Exercise description: Work out how many lines hold the string "against". The answer is a single number, nothing more.

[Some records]
▬▬▬▬▬▬
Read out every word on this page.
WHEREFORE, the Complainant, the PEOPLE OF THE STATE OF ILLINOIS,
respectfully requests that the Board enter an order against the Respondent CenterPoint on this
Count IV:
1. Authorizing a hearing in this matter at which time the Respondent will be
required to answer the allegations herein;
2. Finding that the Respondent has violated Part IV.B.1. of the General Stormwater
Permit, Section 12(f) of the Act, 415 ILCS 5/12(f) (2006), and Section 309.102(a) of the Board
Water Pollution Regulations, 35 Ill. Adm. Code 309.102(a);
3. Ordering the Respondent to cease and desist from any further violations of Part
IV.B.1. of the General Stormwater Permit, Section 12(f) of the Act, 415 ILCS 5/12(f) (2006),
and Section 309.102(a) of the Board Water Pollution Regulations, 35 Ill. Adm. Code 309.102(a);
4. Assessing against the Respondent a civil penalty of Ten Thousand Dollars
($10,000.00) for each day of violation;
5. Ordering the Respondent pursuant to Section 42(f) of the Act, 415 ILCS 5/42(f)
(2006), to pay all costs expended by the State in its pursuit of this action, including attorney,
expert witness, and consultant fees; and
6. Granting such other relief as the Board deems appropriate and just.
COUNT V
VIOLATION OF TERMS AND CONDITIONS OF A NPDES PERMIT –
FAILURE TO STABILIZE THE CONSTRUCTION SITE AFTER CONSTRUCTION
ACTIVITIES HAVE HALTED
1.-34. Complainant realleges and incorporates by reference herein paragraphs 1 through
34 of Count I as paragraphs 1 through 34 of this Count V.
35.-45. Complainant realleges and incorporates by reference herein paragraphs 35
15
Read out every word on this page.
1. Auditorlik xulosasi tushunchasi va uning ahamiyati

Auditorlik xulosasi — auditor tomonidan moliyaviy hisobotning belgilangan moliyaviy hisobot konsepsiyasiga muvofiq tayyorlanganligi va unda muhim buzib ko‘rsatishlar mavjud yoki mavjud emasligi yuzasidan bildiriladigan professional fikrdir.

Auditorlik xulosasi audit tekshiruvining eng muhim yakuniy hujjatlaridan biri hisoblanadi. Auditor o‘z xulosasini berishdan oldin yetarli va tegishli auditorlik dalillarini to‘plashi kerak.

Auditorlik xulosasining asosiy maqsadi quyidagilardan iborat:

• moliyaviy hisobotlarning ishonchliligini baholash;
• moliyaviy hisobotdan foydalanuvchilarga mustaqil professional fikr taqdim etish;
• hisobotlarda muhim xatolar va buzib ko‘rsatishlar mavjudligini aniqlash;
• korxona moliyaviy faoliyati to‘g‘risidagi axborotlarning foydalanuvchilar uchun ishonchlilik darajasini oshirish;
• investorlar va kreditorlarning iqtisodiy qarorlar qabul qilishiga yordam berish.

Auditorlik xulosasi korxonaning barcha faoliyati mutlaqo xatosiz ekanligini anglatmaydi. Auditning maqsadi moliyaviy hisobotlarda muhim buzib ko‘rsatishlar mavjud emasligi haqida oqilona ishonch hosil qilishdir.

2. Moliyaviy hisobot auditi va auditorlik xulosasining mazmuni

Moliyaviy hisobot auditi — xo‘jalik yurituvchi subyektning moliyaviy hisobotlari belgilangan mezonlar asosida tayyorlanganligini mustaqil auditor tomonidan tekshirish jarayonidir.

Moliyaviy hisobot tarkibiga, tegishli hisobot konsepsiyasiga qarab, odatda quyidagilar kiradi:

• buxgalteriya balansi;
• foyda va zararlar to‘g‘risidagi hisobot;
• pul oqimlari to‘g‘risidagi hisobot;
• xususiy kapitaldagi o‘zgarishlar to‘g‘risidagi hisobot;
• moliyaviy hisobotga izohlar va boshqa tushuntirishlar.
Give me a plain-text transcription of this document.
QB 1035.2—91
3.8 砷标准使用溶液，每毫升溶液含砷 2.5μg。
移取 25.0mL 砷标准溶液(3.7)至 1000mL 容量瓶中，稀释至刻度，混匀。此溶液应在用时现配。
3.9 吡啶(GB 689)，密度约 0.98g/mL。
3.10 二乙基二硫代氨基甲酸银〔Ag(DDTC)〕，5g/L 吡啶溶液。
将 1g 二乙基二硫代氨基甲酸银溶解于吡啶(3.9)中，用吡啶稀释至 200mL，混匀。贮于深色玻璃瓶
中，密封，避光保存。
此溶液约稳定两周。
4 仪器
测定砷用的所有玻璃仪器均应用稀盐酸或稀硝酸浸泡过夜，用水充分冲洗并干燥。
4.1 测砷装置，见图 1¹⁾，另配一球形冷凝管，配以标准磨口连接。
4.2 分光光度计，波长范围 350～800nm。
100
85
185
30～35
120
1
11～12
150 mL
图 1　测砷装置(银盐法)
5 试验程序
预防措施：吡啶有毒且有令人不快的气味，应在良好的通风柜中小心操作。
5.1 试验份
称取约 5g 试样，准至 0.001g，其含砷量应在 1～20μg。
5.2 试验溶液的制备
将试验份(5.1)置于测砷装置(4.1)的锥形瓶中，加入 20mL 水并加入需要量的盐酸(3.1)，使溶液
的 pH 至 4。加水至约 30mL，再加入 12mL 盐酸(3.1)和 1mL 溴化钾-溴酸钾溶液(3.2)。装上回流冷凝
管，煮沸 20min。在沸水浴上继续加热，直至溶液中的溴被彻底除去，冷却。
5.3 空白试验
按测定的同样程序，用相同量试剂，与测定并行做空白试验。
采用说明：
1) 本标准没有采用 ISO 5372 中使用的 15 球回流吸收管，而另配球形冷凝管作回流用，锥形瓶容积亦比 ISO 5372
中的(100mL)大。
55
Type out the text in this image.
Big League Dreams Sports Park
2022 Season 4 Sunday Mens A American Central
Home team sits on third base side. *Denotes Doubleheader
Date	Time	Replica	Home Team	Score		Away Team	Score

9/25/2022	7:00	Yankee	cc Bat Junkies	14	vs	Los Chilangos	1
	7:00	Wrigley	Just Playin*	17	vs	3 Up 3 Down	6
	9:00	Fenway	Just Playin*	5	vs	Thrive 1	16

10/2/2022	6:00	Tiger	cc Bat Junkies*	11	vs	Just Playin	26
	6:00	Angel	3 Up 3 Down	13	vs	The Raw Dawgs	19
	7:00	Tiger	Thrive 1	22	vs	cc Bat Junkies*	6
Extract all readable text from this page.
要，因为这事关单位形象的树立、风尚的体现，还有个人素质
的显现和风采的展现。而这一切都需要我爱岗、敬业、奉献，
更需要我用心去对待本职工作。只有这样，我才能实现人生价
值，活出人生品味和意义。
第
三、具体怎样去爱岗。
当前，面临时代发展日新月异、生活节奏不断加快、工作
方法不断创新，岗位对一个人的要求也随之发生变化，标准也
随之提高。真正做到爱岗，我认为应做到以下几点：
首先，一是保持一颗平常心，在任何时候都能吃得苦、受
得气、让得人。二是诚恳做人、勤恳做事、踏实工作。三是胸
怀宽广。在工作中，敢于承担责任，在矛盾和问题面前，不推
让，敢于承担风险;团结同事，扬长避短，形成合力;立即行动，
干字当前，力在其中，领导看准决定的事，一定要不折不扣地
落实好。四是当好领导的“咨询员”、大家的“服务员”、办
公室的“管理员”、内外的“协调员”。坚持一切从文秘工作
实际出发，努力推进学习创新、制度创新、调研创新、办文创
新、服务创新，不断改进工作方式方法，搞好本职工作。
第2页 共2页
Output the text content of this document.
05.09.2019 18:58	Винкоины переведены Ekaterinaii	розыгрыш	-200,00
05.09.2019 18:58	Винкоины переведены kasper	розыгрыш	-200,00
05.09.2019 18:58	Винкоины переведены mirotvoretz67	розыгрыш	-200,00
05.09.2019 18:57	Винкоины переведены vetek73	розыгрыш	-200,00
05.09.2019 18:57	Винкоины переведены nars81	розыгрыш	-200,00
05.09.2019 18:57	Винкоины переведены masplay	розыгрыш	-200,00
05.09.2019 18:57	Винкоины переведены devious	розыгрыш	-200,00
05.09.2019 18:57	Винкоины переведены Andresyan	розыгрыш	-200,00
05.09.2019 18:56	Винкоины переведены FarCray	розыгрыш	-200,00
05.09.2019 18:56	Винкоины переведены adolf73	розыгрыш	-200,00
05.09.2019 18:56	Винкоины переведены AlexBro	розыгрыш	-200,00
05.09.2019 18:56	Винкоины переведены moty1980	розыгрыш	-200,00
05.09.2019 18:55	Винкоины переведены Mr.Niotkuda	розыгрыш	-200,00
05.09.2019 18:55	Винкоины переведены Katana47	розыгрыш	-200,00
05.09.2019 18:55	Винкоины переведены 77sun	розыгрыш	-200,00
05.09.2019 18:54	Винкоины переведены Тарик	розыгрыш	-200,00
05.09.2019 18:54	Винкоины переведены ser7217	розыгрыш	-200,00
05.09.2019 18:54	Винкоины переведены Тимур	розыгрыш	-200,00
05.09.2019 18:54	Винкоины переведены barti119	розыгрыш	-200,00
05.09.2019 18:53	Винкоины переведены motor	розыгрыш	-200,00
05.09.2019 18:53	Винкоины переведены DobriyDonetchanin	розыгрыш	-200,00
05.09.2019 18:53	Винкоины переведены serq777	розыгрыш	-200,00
▬▬▬▬▬▬
Solved problem: 2